- **Task requirements**
Report how many lines hold the word "this"; give nothing but the number.

- **Record list**

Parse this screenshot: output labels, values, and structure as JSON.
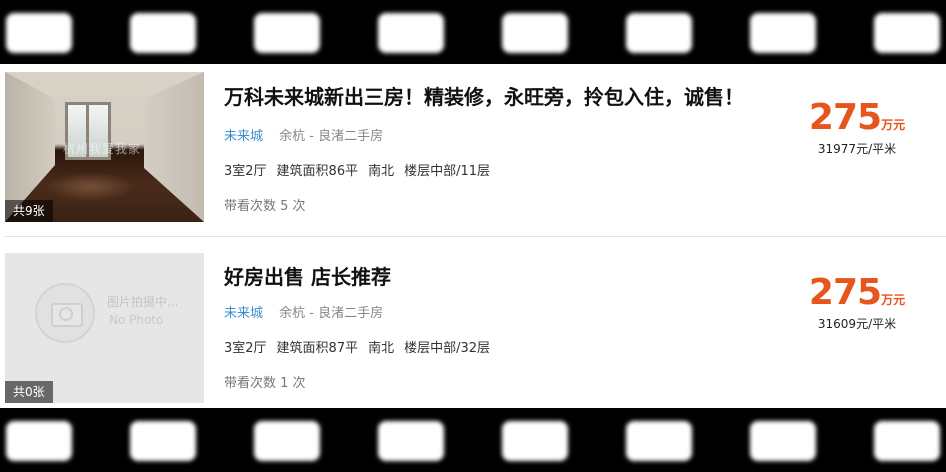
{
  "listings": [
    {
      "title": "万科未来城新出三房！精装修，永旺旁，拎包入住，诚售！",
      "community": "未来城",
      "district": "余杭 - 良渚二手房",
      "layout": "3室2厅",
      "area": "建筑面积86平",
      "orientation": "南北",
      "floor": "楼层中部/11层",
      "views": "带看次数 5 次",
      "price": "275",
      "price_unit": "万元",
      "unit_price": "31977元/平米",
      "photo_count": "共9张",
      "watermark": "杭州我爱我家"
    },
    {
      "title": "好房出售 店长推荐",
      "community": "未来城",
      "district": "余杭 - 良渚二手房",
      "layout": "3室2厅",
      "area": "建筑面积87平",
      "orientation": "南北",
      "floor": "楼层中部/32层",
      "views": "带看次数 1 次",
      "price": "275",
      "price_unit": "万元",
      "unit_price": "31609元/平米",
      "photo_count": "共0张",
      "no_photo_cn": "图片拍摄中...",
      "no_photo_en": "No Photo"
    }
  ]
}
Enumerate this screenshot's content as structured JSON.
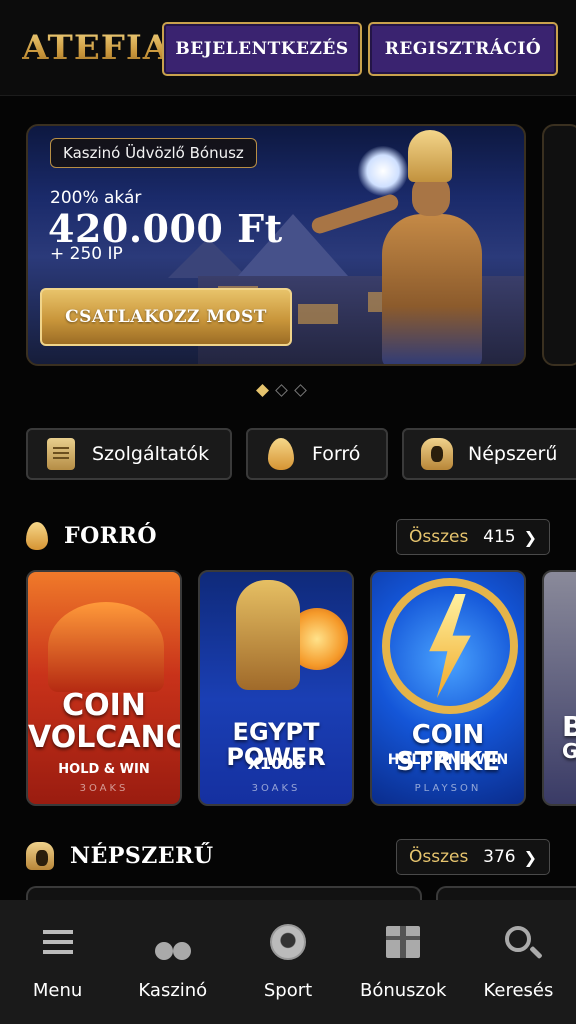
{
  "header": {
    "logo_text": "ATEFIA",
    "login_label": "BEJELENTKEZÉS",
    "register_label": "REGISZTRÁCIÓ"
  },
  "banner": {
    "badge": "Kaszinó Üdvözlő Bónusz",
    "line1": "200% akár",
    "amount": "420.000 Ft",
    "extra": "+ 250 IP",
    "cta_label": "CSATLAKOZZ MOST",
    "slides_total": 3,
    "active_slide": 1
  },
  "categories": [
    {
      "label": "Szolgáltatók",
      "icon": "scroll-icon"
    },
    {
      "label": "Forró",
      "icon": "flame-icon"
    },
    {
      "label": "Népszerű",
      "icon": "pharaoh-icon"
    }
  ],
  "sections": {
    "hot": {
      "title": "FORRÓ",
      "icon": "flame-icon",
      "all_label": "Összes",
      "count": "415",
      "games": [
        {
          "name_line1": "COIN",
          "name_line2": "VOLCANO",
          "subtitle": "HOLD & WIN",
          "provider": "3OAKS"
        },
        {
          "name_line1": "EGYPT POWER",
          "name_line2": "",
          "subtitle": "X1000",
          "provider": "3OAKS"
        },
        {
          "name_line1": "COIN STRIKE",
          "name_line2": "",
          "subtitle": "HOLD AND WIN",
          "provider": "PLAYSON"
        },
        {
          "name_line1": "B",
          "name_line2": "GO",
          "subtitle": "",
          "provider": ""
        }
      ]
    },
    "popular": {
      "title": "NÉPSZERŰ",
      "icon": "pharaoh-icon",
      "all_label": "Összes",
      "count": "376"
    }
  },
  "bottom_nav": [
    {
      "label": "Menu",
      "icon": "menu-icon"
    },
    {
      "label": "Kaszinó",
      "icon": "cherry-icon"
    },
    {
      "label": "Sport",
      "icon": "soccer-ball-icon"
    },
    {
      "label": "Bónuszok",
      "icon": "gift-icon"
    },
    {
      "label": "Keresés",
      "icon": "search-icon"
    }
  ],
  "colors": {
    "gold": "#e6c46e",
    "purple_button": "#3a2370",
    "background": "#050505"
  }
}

- **Exercise answer**
2